* _Short exercise_: Present the entries from their first line through the line containing "tab-year[interactable]: Year [359,95,529,130]", both included, as a numbered list, leaving out any blank lines.

== Data rows ==

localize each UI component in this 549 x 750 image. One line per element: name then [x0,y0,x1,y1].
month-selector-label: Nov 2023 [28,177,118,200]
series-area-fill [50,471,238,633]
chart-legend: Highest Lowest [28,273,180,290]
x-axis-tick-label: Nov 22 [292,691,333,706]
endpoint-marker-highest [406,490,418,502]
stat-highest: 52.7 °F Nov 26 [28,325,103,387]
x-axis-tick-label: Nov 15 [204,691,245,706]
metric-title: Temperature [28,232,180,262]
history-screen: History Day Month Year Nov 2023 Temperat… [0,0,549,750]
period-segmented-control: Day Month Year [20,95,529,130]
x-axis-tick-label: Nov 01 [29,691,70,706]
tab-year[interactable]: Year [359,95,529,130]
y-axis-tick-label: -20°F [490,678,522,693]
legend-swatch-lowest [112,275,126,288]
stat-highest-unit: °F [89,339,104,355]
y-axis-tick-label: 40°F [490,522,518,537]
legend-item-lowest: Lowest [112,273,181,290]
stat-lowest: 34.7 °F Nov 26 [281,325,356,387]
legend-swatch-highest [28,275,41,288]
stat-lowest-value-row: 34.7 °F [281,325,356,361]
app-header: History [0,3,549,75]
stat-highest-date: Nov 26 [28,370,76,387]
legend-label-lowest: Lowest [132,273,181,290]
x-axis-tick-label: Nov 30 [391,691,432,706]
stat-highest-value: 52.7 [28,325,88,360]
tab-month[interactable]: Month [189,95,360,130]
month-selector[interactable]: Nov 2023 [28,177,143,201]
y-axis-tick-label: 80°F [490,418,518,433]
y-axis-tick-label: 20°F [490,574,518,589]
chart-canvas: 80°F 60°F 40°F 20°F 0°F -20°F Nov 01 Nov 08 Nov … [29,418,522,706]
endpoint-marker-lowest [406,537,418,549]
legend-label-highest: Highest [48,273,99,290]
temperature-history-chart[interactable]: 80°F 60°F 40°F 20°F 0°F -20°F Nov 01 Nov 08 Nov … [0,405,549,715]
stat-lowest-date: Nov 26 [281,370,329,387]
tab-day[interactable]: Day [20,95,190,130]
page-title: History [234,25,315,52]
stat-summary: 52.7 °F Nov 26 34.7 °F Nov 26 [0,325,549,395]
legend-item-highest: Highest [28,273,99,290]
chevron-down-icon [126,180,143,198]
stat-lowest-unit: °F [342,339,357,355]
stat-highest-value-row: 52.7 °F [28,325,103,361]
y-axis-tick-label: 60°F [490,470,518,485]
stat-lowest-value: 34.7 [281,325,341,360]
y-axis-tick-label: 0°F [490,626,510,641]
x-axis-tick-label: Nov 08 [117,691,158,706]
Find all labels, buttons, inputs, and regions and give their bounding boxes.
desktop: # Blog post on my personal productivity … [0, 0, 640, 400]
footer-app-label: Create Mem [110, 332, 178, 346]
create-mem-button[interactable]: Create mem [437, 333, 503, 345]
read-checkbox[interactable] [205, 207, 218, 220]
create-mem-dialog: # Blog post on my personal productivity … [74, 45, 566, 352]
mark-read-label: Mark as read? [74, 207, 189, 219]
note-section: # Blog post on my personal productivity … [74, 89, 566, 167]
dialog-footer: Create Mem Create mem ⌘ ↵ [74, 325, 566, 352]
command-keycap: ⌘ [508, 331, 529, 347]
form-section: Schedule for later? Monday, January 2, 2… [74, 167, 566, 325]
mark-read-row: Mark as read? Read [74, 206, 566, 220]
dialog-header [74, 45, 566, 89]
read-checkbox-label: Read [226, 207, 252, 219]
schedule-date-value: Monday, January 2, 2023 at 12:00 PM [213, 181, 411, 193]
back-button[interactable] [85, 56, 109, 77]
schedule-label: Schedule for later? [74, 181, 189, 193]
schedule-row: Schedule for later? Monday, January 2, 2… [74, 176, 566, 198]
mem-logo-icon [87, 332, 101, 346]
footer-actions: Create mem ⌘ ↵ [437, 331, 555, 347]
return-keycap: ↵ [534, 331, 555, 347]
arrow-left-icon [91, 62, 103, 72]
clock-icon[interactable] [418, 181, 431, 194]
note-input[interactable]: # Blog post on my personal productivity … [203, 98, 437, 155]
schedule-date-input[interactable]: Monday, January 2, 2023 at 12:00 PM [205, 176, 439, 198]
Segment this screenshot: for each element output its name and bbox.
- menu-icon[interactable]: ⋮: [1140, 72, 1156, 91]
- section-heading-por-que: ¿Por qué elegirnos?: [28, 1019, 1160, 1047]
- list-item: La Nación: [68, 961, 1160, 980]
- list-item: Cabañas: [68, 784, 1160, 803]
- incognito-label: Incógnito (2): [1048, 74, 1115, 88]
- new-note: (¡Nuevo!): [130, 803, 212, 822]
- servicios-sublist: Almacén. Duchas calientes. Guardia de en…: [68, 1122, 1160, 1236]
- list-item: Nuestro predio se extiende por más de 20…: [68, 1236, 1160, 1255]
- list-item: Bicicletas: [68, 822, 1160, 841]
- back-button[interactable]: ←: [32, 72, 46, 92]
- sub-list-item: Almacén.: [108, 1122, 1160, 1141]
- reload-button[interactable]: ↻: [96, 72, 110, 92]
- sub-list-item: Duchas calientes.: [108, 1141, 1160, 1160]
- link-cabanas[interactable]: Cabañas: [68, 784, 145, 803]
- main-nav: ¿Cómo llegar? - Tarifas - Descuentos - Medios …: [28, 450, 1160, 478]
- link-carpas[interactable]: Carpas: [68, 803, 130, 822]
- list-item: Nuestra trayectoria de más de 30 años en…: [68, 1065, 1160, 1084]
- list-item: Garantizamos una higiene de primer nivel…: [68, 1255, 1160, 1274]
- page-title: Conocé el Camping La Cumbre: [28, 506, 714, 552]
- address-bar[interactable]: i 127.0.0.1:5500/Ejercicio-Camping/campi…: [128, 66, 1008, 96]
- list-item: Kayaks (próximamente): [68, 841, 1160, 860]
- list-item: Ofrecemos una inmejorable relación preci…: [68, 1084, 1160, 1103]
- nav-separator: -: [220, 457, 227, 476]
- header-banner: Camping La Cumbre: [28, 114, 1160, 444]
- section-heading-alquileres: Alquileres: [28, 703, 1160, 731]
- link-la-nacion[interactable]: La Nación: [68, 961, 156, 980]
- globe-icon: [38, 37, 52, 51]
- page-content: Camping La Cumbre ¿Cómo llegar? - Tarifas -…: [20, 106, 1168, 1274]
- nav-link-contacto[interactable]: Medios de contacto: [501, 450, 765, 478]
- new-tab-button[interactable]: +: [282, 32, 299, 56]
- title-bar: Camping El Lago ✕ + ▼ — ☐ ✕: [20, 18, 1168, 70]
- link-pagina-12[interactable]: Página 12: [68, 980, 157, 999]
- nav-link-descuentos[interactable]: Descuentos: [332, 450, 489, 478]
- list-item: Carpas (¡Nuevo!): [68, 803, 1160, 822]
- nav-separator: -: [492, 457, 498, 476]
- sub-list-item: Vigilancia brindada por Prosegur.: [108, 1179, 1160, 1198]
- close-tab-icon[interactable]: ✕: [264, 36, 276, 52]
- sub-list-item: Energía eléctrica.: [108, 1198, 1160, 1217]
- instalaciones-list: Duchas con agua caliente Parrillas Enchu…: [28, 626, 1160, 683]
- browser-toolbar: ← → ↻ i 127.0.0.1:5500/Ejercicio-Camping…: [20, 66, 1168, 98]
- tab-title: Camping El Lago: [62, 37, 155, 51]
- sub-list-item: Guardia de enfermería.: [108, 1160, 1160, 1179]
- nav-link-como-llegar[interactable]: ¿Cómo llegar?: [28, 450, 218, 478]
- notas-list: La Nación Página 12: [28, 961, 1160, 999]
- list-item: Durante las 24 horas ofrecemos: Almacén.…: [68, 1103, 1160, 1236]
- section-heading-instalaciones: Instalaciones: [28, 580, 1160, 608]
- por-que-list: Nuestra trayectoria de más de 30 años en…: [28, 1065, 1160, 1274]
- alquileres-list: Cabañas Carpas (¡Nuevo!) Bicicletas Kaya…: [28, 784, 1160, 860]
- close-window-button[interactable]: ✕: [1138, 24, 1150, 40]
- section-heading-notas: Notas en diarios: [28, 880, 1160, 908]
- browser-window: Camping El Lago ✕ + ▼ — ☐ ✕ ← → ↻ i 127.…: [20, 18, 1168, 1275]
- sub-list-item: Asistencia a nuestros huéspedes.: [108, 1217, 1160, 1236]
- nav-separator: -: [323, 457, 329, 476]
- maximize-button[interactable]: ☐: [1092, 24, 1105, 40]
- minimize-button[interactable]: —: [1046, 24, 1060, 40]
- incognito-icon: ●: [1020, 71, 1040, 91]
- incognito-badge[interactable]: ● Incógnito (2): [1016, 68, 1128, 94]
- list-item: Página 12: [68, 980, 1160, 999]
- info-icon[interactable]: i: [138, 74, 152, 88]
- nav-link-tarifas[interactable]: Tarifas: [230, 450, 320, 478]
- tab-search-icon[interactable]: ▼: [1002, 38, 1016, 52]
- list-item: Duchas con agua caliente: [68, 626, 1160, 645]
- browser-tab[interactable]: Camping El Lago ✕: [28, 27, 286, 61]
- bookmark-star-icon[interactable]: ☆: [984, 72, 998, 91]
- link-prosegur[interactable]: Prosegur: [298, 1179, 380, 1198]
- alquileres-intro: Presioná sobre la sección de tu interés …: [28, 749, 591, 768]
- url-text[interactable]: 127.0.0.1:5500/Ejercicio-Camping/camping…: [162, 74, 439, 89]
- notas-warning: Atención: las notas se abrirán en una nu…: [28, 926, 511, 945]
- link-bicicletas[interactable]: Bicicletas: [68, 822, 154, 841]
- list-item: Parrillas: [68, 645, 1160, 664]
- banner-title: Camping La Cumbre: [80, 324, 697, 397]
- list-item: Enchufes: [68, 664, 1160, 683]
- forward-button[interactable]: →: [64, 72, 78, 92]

===

* _Correct output_:
1. localize each UI component in this 549 x 750 image. One line per element: name then [x0,y0,x1,y1].
2. month-selector-label: Nov 2023 [28,177,118,200]
3. series-area-fill [50,471,238,633]
4. chart-legend: Highest Lowest [28,273,180,290]
5. x-axis-tick-label: Nov 22 [292,691,333,706]
6. endpoint-marker-highest [406,490,418,502]
7. stat-highest: 52.7 °F Nov 26 [28,325,103,387]
8. x-axis-tick-label: Nov 15 [204,691,245,706]
9. metric-title: Temperature [28,232,180,262]
10. history-screen: History Day Month Year Nov 2023 Temperat… [0,0,549,750]
11. period-segmented-control: Day Month Year [20,95,529,130]
12. x-axis-tick-label: Nov 01 [29,691,70,706]
13. tab-year[interactable]: Year [359,95,529,130]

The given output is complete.